Entries:
▬▬▬

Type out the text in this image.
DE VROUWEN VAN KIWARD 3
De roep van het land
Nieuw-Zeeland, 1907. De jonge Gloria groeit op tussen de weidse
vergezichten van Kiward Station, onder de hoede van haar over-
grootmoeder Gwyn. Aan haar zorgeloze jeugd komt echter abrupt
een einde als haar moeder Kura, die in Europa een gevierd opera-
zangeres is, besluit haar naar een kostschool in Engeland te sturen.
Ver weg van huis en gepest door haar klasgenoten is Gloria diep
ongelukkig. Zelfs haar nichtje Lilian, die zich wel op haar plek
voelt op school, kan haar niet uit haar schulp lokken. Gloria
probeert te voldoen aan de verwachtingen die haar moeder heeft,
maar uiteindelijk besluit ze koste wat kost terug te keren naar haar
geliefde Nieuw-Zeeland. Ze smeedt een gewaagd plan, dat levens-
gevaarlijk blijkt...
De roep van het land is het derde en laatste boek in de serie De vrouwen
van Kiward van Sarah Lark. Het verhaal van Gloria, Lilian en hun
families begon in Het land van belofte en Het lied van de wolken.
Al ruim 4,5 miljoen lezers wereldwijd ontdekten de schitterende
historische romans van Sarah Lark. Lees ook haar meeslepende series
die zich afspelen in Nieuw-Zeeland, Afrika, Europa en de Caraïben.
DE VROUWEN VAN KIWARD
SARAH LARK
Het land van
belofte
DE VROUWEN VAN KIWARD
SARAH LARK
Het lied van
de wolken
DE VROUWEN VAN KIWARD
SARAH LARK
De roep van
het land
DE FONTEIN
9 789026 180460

▬▬▬

Tally the lines of the listing in which the word "haar" occurs, and state the total alone.

10